#### [Written problem]
Return each line containing "computes".

#### [Data for the task]
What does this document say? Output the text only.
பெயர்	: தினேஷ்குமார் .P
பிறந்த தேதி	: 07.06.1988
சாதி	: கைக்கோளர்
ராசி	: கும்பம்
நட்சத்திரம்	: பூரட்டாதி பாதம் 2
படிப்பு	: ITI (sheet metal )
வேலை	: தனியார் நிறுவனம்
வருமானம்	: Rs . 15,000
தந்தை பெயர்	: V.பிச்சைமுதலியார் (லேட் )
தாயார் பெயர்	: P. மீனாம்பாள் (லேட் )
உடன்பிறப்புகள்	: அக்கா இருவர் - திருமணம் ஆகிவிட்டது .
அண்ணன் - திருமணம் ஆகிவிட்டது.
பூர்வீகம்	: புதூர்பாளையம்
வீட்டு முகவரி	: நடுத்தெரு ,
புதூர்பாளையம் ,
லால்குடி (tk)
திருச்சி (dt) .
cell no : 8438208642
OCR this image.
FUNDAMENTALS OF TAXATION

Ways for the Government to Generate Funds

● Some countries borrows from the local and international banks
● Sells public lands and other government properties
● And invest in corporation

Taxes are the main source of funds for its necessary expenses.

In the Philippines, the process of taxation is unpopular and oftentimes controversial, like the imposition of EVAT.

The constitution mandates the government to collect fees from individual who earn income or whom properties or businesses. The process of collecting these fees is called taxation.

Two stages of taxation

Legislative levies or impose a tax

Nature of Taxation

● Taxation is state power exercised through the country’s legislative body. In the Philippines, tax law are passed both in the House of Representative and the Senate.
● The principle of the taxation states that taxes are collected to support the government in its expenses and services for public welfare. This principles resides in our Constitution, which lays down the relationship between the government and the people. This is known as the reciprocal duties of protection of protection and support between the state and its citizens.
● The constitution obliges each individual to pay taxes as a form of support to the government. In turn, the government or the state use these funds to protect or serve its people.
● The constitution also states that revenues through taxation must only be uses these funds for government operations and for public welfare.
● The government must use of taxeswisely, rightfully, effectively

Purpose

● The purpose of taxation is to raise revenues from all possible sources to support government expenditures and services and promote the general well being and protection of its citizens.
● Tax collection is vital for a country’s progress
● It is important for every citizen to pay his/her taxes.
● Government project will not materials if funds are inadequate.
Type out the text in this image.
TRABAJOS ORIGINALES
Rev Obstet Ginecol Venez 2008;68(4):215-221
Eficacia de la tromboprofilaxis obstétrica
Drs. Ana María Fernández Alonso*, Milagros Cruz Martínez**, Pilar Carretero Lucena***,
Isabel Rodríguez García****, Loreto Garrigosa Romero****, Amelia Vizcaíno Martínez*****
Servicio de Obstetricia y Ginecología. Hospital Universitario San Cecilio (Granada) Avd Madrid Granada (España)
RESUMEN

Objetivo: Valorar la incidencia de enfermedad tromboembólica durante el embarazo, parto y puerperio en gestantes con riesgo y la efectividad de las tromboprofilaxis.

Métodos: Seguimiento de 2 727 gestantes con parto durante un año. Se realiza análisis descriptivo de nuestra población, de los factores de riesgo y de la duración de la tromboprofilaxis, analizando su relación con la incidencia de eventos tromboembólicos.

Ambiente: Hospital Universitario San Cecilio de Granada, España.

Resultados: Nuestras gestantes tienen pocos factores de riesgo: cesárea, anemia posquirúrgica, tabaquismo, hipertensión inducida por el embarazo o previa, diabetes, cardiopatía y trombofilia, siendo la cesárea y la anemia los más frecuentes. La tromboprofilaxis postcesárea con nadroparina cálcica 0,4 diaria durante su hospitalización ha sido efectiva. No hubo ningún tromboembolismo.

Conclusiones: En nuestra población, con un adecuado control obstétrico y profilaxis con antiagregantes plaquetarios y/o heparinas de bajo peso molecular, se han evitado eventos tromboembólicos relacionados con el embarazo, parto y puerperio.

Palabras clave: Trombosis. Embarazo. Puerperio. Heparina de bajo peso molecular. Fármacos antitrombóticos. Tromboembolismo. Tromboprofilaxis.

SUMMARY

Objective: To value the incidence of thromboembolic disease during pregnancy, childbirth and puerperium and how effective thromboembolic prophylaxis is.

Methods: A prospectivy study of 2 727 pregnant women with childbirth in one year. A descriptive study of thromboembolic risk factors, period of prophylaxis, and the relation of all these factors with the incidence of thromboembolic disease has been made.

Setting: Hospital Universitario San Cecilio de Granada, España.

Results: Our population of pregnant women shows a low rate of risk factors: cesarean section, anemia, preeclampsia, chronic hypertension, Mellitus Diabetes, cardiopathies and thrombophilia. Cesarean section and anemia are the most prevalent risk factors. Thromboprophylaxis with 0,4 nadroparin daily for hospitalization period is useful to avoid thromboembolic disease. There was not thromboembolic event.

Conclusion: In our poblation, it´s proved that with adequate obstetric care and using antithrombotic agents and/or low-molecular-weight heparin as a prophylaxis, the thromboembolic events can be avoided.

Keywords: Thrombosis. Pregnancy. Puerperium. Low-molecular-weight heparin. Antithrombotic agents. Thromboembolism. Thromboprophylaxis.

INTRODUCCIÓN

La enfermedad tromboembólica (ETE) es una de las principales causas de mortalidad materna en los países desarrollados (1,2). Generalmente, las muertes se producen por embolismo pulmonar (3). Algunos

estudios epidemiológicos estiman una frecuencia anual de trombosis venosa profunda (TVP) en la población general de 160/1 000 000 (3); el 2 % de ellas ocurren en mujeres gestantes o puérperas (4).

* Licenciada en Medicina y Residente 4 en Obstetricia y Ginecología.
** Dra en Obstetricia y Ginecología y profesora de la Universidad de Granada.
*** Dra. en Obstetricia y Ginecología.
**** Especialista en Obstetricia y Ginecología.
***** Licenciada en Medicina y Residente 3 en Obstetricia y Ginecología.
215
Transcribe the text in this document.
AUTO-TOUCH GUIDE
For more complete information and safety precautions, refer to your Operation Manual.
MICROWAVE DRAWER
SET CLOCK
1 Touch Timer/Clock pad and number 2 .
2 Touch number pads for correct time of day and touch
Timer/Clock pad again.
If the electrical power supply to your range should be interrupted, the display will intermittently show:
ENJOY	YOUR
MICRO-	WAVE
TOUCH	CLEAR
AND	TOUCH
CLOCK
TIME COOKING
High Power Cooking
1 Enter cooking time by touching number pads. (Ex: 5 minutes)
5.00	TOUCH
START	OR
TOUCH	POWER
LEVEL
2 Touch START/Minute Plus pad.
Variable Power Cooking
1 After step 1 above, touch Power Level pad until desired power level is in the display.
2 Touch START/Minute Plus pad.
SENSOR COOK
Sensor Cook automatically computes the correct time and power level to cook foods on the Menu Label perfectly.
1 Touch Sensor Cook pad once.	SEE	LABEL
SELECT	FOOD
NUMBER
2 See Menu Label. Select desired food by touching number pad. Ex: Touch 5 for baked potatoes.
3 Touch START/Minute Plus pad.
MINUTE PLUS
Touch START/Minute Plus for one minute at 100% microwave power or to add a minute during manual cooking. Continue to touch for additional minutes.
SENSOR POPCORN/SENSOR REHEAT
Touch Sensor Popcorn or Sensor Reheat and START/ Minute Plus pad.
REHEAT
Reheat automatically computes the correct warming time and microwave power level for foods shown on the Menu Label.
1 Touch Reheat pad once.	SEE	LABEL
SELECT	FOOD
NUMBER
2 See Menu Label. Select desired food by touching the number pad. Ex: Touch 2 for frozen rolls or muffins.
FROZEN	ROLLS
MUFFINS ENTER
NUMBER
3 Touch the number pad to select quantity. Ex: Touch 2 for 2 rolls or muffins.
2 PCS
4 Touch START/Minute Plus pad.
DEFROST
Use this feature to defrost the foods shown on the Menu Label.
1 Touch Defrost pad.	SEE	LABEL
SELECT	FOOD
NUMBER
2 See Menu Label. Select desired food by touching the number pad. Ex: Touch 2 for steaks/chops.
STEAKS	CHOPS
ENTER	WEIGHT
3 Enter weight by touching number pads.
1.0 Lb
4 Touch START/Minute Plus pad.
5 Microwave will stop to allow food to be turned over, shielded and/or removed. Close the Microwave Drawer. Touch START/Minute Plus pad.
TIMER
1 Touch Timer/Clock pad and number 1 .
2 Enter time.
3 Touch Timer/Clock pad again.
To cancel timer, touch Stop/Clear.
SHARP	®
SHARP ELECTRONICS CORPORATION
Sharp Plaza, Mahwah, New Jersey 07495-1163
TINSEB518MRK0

#### [Result of this task]
Sensor Cook automatically computes the correct time and power level to cook foods on the Menu Label perfectly.
Reheat automatically computes the correct warming time and microwave power level for foods shown on the Menu Label.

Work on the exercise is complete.